- **What needs to be done**:
Reproduce the whole listing, character for character.

Saved data entries
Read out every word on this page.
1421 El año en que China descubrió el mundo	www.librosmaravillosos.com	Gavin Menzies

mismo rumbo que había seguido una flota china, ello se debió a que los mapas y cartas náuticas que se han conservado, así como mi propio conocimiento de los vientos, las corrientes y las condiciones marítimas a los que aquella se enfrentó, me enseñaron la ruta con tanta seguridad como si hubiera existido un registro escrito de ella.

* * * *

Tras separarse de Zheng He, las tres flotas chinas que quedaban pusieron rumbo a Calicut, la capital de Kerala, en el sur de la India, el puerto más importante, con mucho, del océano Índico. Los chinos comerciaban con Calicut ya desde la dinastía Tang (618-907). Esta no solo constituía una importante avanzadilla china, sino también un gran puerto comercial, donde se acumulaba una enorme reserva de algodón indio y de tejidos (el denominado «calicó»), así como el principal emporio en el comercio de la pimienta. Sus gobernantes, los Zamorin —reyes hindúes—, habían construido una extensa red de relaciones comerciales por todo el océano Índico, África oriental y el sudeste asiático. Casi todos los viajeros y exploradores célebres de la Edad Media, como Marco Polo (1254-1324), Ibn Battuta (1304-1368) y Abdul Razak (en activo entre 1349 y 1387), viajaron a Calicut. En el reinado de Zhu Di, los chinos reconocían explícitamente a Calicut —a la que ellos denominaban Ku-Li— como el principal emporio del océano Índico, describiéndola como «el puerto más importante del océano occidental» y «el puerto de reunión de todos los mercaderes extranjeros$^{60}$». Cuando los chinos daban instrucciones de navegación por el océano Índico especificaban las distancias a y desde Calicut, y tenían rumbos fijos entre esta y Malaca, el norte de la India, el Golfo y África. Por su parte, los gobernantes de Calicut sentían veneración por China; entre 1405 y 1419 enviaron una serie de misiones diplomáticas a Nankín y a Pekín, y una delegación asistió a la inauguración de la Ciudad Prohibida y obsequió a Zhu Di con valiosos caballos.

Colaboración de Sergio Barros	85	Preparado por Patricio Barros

- **Response to this exercise**:
Read out every word on this page.
1421 El año en que China descubrió el mundo	www.librosmaravillosos.com	Gavin Menzies

mismo rumbo que había seguido una flota china, ello se debió a que los mapas y cartas náuticas que se han conservado, así como mi propio conocimiento de los vientos, las corrientes y las condiciones marítimas a los que aquella se enfrentó, me enseñaron la ruta con tanta seguridad como si hubiera existido un registro escrito de ella.

* * * *

Tras separarse de Zheng He, las tres flotas chinas que quedaban pusieron rumbo a Calicut, la capital de Kerala, en el sur de la India, el puerto más importante, con mucho, del océano Índico. Los chinos comerciaban con Calicut ya desde la dinastía Tang (618-907). Esta no solo constituía una importante avanzadilla china, sino también un gran puerto comercial, donde se acumulaba una enorme reserva de algodón indio y de tejidos (el denominado «calicó»), así como el principal emporio en el comercio de la pimienta. Sus gobernantes, los Zamorin —reyes hindúes—, habían construido una extensa red de relaciones comerciales por todo el océano Índico, África oriental y el sudeste asiático. Casi todos los viajeros y exploradores célebres de la Edad Media, como Marco Polo (1254-1324), Ibn Battuta (1304-1368) y Abdul Razak (en activo entre 1349 y 1387), viajaron a Calicut. En el reinado de Zhu Di, los chinos reconocían explícitamente a Calicut —a la que ellos denominaban Ku-Li— como el principal emporio del océano Índico, describiéndola como «el puerto más importante del océano occidental» y «el puerto de reunión de todos los mercaderes extranjeros$^{60}$». Cuando los chinos daban instrucciones de navegación por el océano Índico especificaban las distancias a y desde Calicut, y tenían rumbos fijos entre esta y Malaca, el norte de la India, el Golfo y África. Por su parte, los gobernantes de Calicut sentían veneración por China; entre 1405 y 1419 enviaron una serie de misiones diplomáticas a Nankín y a Pekín, y una delegación asistió a la inauguración de la Ciudad Prohibida y obsequió a Zhu Di con valiosos caballos.

Colaboración de Sergio Barros	85	Preparado por Patricio Barros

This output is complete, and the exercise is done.